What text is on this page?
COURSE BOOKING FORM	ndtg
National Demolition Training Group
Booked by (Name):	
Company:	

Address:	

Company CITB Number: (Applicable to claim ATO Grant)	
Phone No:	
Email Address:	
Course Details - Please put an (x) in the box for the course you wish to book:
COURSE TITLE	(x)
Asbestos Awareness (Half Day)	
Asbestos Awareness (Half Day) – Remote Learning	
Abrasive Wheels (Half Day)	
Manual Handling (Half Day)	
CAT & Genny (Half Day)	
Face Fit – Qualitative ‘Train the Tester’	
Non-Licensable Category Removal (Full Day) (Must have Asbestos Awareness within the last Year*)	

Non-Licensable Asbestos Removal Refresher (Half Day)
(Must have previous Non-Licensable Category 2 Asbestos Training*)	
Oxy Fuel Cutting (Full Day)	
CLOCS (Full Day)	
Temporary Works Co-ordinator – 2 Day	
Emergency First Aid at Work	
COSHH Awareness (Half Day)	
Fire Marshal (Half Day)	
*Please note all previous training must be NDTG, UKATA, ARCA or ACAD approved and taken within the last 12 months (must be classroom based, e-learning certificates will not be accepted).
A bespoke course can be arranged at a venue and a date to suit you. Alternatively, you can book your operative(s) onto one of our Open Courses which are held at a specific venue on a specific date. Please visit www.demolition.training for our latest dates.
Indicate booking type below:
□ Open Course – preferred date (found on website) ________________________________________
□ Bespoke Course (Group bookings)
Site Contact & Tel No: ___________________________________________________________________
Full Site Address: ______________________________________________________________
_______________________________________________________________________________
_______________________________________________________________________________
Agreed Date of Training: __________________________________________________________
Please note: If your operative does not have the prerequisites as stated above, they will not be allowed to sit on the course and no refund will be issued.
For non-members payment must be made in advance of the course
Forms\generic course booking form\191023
...
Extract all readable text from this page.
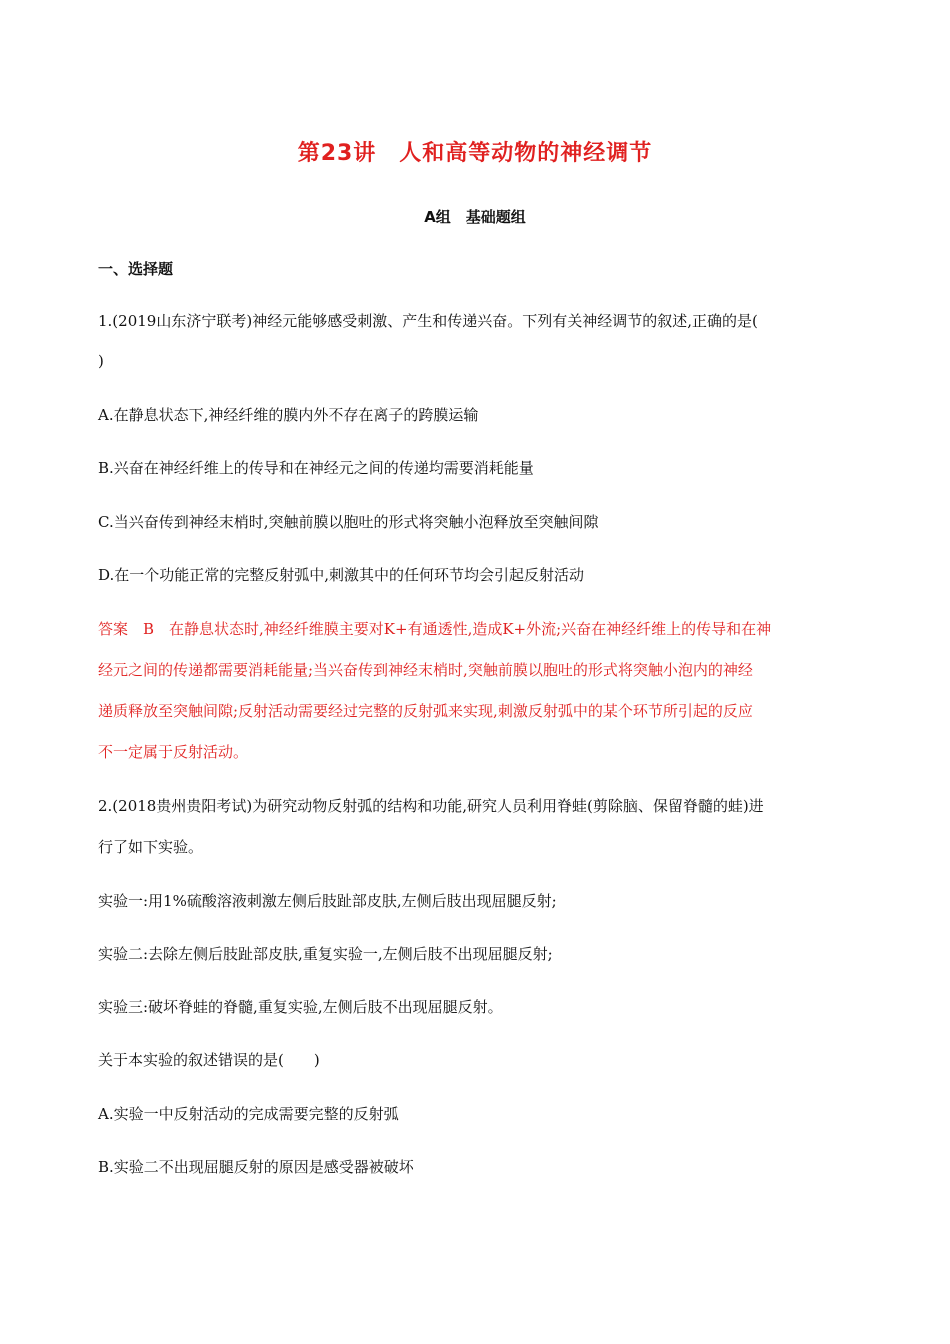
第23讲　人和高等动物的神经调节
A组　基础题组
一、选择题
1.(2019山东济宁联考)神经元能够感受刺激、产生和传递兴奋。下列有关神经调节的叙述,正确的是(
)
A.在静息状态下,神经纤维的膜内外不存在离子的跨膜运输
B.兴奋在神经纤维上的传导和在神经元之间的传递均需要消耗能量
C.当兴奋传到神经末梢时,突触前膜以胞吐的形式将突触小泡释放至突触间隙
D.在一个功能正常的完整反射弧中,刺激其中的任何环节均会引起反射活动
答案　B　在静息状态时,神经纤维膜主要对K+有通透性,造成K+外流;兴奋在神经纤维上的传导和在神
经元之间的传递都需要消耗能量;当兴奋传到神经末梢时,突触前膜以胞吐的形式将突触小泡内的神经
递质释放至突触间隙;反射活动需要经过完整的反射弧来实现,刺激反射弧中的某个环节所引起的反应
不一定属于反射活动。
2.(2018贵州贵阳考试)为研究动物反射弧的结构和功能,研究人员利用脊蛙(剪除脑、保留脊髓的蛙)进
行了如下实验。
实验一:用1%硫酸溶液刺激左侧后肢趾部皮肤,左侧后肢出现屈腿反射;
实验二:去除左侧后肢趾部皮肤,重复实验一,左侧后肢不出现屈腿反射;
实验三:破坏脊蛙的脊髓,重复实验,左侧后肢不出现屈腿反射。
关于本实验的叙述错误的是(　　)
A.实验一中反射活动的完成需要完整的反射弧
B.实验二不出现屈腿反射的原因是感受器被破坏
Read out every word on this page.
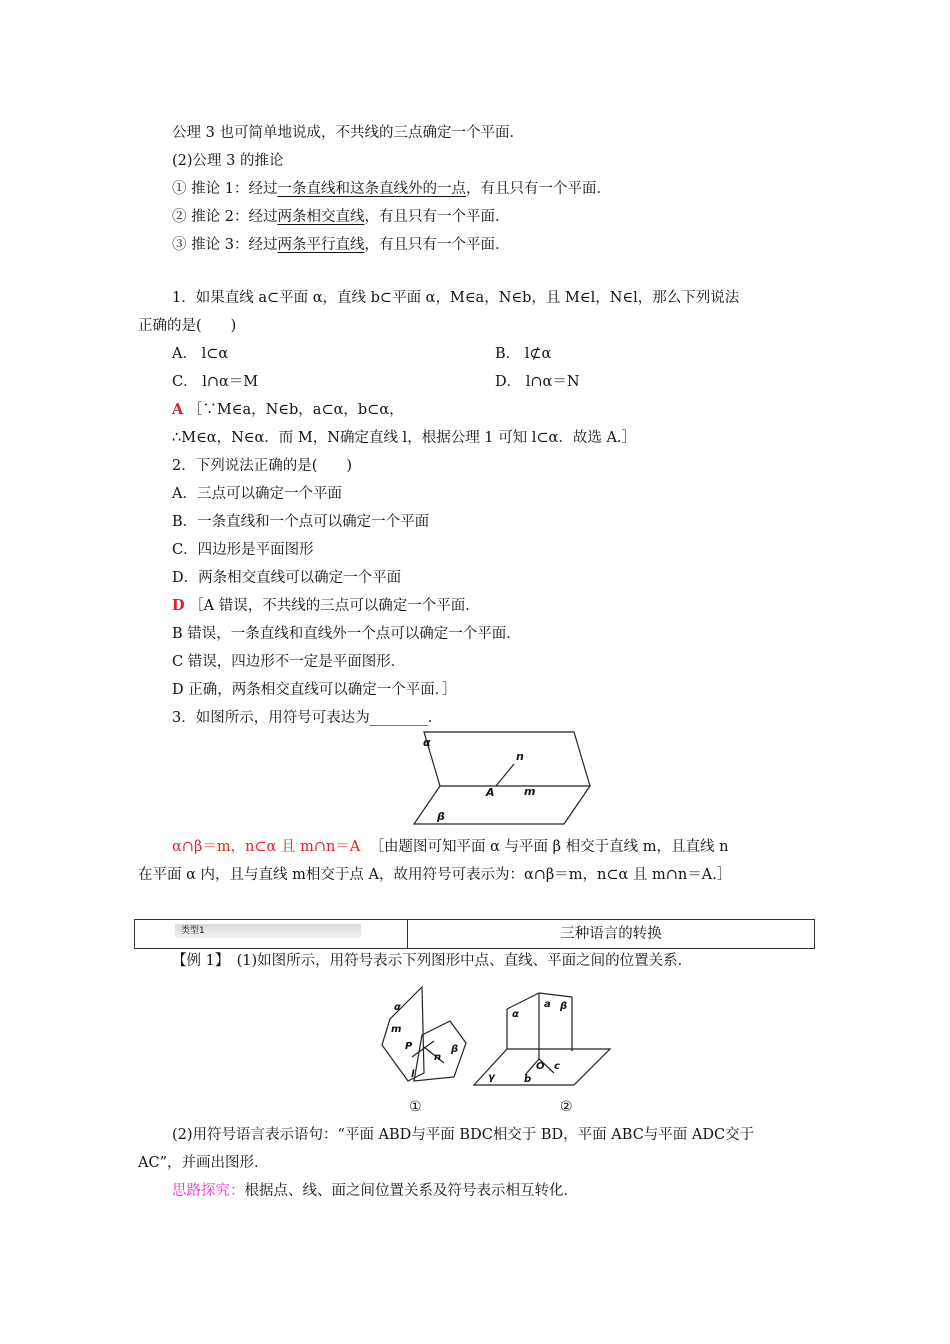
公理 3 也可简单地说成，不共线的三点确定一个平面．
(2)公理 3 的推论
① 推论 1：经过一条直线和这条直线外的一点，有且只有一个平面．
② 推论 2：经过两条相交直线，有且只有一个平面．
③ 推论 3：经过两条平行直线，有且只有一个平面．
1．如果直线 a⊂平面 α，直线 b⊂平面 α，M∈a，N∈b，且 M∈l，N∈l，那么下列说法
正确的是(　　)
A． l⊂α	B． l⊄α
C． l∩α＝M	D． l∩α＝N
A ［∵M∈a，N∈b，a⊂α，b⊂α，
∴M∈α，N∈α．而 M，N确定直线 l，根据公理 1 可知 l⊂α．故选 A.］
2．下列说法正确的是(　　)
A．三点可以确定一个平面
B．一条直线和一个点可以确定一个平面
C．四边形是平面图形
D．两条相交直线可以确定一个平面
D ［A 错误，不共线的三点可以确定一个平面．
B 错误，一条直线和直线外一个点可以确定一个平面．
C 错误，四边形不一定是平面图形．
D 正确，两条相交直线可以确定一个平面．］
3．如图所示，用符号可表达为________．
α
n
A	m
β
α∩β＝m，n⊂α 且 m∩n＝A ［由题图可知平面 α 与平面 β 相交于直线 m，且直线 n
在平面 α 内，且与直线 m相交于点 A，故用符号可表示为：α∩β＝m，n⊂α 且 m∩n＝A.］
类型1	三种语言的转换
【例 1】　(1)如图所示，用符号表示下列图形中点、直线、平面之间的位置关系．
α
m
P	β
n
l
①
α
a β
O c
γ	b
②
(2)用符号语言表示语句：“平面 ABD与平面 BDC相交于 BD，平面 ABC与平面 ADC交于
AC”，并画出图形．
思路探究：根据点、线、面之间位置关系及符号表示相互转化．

GIVEN REQUEST = Find every line above that contains the word "Company", and return each one.

OUTPUT FOR THIS EXERCISE =
Company:	
Company CITB Number: (Applicable to claim ATO Grant)	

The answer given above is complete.